Where a line contains the word "determined", copy that line.

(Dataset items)

○ ○ ○ ○

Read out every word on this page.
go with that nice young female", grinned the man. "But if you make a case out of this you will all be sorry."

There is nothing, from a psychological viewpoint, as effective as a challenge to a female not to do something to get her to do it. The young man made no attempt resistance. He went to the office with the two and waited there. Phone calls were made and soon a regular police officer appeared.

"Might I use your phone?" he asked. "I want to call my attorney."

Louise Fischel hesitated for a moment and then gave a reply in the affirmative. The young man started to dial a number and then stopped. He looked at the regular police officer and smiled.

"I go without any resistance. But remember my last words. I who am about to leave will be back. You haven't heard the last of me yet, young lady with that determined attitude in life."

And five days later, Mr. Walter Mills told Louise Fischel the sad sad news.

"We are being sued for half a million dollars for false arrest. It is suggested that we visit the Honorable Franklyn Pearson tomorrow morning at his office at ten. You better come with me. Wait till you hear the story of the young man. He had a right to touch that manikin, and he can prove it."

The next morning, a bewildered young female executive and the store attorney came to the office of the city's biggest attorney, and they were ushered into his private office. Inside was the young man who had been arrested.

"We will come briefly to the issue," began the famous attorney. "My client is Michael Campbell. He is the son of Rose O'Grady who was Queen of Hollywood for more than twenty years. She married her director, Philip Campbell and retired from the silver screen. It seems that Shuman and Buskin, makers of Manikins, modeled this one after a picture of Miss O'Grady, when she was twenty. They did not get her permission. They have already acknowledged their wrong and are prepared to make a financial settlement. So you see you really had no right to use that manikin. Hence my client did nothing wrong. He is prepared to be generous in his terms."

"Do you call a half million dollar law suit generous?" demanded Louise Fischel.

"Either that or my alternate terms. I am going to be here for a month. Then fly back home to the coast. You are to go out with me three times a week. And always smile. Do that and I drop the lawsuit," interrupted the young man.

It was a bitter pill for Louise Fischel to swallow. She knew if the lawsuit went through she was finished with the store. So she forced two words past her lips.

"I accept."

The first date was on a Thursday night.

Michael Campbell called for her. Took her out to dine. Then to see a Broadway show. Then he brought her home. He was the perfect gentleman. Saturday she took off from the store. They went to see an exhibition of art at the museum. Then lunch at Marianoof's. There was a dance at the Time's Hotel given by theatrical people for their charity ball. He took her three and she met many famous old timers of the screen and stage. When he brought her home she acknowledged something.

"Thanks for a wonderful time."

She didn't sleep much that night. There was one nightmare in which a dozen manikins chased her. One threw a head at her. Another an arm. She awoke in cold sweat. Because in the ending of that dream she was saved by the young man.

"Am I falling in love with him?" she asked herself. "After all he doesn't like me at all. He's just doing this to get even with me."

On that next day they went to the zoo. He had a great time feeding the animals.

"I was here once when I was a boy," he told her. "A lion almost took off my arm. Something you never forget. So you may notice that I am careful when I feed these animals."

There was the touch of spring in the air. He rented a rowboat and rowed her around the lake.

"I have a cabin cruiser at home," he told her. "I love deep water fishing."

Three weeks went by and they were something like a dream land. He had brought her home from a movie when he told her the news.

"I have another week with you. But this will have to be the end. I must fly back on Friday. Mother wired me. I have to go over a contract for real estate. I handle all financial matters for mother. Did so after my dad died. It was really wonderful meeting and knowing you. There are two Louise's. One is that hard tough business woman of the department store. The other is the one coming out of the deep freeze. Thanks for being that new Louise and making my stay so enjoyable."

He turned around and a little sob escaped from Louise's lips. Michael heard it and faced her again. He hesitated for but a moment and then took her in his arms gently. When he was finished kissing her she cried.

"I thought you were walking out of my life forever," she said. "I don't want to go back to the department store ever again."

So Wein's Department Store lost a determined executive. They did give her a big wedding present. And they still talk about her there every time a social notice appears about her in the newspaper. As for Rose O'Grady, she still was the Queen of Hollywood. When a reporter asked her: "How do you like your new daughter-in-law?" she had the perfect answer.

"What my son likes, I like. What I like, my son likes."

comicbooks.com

○ ○ ○ ○

* [The result]
"I go without any resistance. But remember my last words. I who am about to leave will be back. You haven't heard the last of me yet, young lady with that determined attitude in life."
So Wein's Department Store lost a determined executive. They did give her a big wedding present. And they still talk about her there every time a social notice appears about her in the newspaper. As for Rose O'Grady, she still was the Queen of Hollywood. When a reporter asked her: "How do you like your new daughter-in-law?" she had the perfect answer.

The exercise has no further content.